## What needs to be done
Give these lines back with every "Dell ST2220T" swapped for "Dell ST2320L" and nothing else changed.

— Start —

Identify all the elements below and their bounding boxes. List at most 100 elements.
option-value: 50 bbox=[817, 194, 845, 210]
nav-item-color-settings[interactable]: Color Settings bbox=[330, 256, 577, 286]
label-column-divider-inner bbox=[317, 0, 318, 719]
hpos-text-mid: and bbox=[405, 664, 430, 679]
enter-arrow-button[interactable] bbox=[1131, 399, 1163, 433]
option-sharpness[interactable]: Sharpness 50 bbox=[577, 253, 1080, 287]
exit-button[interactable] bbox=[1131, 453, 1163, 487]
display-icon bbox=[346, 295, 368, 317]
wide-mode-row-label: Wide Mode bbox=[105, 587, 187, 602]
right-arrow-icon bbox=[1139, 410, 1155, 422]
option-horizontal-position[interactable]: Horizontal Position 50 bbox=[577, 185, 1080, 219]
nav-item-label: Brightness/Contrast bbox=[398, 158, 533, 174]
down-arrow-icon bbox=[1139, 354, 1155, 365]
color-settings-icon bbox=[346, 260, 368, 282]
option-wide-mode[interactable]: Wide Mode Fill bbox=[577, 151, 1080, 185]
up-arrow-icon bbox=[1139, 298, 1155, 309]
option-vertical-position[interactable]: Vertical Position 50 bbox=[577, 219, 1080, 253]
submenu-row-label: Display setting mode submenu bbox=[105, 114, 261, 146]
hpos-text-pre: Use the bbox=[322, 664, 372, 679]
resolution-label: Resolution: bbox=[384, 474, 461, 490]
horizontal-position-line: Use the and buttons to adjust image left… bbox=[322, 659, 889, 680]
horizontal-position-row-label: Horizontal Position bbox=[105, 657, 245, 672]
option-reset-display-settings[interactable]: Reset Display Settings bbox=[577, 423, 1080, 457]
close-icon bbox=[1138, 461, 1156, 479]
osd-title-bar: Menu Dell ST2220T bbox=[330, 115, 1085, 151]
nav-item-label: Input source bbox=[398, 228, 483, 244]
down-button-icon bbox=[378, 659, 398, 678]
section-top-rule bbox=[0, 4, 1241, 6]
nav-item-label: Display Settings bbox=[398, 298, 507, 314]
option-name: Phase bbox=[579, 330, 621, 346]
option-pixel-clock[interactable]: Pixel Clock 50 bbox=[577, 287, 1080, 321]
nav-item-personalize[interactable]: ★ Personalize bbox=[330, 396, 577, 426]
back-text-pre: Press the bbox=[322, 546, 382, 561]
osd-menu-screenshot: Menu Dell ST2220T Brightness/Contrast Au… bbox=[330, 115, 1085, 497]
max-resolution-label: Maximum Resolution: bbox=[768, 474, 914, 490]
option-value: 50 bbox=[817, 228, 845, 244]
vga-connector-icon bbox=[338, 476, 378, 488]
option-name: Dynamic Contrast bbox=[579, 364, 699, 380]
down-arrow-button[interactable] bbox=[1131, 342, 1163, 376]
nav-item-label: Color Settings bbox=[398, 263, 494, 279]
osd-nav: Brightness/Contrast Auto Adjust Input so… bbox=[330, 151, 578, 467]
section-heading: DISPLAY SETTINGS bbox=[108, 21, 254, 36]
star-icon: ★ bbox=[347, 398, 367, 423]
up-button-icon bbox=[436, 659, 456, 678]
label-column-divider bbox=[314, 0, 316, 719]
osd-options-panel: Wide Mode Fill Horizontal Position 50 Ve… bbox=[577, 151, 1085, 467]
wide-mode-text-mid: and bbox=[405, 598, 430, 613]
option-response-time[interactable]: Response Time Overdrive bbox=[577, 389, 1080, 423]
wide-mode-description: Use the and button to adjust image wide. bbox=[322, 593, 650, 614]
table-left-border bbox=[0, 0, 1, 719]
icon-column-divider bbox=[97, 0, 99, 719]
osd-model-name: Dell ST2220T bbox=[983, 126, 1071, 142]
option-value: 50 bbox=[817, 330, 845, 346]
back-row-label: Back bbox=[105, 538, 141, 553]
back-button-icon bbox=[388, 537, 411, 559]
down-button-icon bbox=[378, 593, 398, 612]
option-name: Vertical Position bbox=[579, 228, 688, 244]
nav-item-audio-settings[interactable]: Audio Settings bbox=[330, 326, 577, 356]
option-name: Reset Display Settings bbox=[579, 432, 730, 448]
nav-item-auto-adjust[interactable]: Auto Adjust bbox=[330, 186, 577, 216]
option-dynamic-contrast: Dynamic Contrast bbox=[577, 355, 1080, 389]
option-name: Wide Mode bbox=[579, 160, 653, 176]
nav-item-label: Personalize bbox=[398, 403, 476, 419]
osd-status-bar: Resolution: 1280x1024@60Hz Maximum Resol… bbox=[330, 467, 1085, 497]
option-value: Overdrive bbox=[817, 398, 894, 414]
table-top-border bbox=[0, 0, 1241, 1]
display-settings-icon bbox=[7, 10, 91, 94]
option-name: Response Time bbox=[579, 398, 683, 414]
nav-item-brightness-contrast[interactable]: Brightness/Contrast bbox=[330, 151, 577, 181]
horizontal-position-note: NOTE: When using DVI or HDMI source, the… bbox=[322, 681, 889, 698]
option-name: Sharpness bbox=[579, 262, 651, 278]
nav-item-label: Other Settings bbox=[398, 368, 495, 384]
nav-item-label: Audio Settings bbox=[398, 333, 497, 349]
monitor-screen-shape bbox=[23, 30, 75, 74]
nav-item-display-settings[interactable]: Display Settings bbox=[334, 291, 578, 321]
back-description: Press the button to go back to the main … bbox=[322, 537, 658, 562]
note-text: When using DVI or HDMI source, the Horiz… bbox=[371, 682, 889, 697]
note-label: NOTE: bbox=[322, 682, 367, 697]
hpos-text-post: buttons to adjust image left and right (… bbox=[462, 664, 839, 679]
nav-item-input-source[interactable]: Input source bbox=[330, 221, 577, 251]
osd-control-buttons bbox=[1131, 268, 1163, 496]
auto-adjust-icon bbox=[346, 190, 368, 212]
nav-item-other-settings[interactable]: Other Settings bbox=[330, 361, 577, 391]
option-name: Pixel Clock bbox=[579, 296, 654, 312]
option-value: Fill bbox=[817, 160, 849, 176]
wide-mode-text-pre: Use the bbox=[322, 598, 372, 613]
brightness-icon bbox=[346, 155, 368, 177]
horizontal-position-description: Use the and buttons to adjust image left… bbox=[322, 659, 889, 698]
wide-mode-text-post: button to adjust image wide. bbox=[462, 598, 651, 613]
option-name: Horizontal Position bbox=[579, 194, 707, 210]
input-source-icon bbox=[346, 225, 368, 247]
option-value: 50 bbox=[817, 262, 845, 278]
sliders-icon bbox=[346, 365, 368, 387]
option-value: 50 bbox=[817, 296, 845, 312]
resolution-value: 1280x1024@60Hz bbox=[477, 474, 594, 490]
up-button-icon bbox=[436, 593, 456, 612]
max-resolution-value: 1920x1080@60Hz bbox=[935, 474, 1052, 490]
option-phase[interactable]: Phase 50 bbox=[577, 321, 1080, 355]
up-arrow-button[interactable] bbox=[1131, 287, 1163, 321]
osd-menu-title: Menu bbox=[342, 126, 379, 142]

— End —

## In response
Identify all the elements below and their bounding boxes. List at most 100 elements.
option-value: 50 bbox=[817, 194, 845, 210]
nav-item-color-settings[interactable]: Color Settings bbox=[330, 256, 577, 286]
label-column-divider-inner bbox=[317, 0, 318, 719]
hpos-text-mid: and bbox=[405, 664, 430, 679]
enter-arrow-button[interactable] bbox=[1131, 399, 1163, 433]
option-sharpness[interactable]: Sharpness 50 bbox=[577, 253, 1080, 287]
exit-button[interactable] bbox=[1131, 453, 1163, 487]
display-icon bbox=[346, 295, 368, 317]
wide-mode-row-label: Wide Mode bbox=[105, 587, 187, 602]
right-arrow-icon bbox=[1139, 410, 1155, 422]
option-horizontal-position[interactable]: Horizontal Position 50 bbox=[577, 185, 1080, 219]
nav-item-label: Brightness/Contrast bbox=[398, 158, 533, 174]
down-arrow-icon bbox=[1139, 354, 1155, 365]
color-settings-icon bbox=[346, 260, 368, 282]
option-wide-mode[interactable]: Wide Mode Fill bbox=[577, 151, 1080, 185]
up-arrow-icon bbox=[1139, 298, 1155, 309]
option-vertical-position[interactable]: Vertical Position 50 bbox=[577, 219, 1080, 253]
submenu-row-label: Display setting mode submenu bbox=[105, 114, 261, 146]
hpos-text-pre: Use the bbox=[322, 664, 372, 679]
resolution-label: Resolution: bbox=[384, 474, 461, 490]
horizontal-position-line: Use the and buttons to adjust image left… bbox=[322, 659, 889, 680]
horizontal-position-row-label: Horizontal Position bbox=[105, 657, 245, 672]
option-reset-display-settings[interactable]: Reset Display Settings bbox=[577, 423, 1080, 457]
close-icon bbox=[1138, 461, 1156, 479]
osd-title-bar: Menu Dell ST2320L bbox=[330, 115, 1085, 151]
nav-item-label: Input source bbox=[398, 228, 483, 244]
down-button-icon bbox=[378, 659, 398, 678]
section-top-rule bbox=[0, 4, 1241, 6]
nav-item-label: Display Settings bbox=[398, 298, 507, 314]
option-name: Phase bbox=[579, 330, 621, 346]
option-pixel-clock[interactable]: Pixel Clock 50 bbox=[577, 287, 1080, 321]
nav-item-personalize[interactable]: ★ Personalize bbox=[330, 396, 577, 426]
back-text-pre: Press the bbox=[322, 546, 382, 561]
osd-menu-screenshot: Menu Dell ST2320L Brightness/Contrast Au… bbox=[330, 115, 1085, 497]
max-resolution-label: Maximum Resolution: bbox=[768, 474, 914, 490]
option-value: 50 bbox=[817, 228, 845, 244]
vga-connector-icon bbox=[338, 476, 378, 488]
option-name: Dynamic Contrast bbox=[579, 364, 699, 380]
down-arrow-button[interactable] bbox=[1131, 342, 1163, 376]
nav-item-label: Color Settings bbox=[398, 263, 494, 279]
osd-nav: Brightness/Contrast Auto Adjust Input so… bbox=[330, 151, 578, 467]
section-heading: DISPLAY SETTINGS bbox=[108, 21, 254, 36]
star-icon: ★ bbox=[347, 398, 367, 423]
up-button-icon bbox=[436, 659, 456, 678]
label-column-divider bbox=[314, 0, 316, 719]
osd-options-panel: Wide Mode Fill Horizontal Position 50 Ve… bbox=[577, 151, 1085, 467]
wide-mode-text-mid: and bbox=[405, 598, 430, 613]
option-response-time[interactable]: Response Time Overdrive bbox=[577, 389, 1080, 423]
wide-mode-description: Use the and button to adjust image wide. bbox=[322, 593, 650, 614]
table-left-border bbox=[0, 0, 1, 719]
icon-column-divider bbox=[97, 0, 99, 719]
osd-model-name: Dell ST2320L bbox=[983, 126, 1071, 142]
option-value: 50 bbox=[817, 330, 845, 346]
back-row-label: Back bbox=[105, 538, 141, 553]
back-button-icon bbox=[388, 537, 411, 559]
down-button-icon bbox=[378, 593, 398, 612]
option-name: Vertical Position bbox=[579, 228, 688, 244]
nav-item-audio-settings[interactable]: Audio Settings bbox=[330, 326, 577, 356]
option-name: Reset Display Settings bbox=[579, 432, 730, 448]
nav-item-auto-adjust[interactable]: Auto Adjust bbox=[330, 186, 577, 216]
option-dynamic-contrast: Dynamic Contrast bbox=[577, 355, 1080, 389]
option-name: Wide Mode bbox=[579, 160, 653, 176]
nav-item-label: Personalize bbox=[398, 403, 476, 419]
osd-status-bar: Resolution: 1280x1024@60Hz Maximum Resol… bbox=[330, 467, 1085, 497]
option-value: Overdrive bbox=[817, 398, 894, 414]
table-top-border bbox=[0, 0, 1241, 1]
display-settings-icon bbox=[7, 10, 91, 94]
option-name: Response Time bbox=[579, 398, 683, 414]
nav-item-brightness-contrast[interactable]: Brightness/Contrast bbox=[330, 151, 577, 181]
horizontal-position-note: NOTE: When using DVI or HDMI source, the… bbox=[322, 681, 889, 698]
option-name: Sharpness bbox=[579, 262, 651, 278]
nav-item-label: Other Settings bbox=[398, 368, 495, 384]
nav-item-label: Audio Settings bbox=[398, 333, 497, 349]
monitor-screen-shape bbox=[23, 30, 75, 74]
nav-item-display-settings[interactable]: Display Settings bbox=[334, 291, 578, 321]
back-description: Press the button to go back to the main … bbox=[322, 537, 658, 562]
note-text: When using DVI or HDMI source, the Horiz… bbox=[371, 682, 889, 697]
note-label: NOTE: bbox=[322, 682, 367, 697]
hpos-text-post: buttons to adjust image left and right (… bbox=[462, 664, 839, 679]
nav-item-input-source[interactable]: Input source bbox=[330, 221, 577, 251]
osd-control-buttons bbox=[1131, 268, 1163, 496]
auto-adjust-icon bbox=[346, 190, 368, 212]
nav-item-other-settings[interactable]: Other Settings bbox=[330, 361, 577, 391]
option-name: Pixel Clock bbox=[579, 296, 654, 312]
option-value: Fill bbox=[817, 160, 849, 176]
wide-mode-text-pre: Use the bbox=[322, 598, 372, 613]
brightness-icon bbox=[346, 155, 368, 177]
horizontal-position-description: Use the and buttons to adjust image left… bbox=[322, 659, 889, 698]
wide-mode-text-post: button to adjust image wide. bbox=[462, 598, 651, 613]
option-name: Horizontal Position bbox=[579, 194, 707, 210]
input-source-icon bbox=[346, 225, 368, 247]
option-value: 50 bbox=[817, 262, 845, 278]
sliders-icon bbox=[346, 365, 368, 387]
option-value: 50 bbox=[817, 296, 845, 312]
resolution-value: 1280x1024@60Hz bbox=[477, 474, 594, 490]
up-button-icon bbox=[436, 593, 456, 612]
max-resolution-value: 1920x1080@60Hz bbox=[935, 474, 1052, 490]
option-phase[interactable]: Phase 50 bbox=[577, 321, 1080, 355]
up-arrow-button[interactable] bbox=[1131, 287, 1163, 321]
osd-menu-title: Menu bbox=[342, 126, 379, 142]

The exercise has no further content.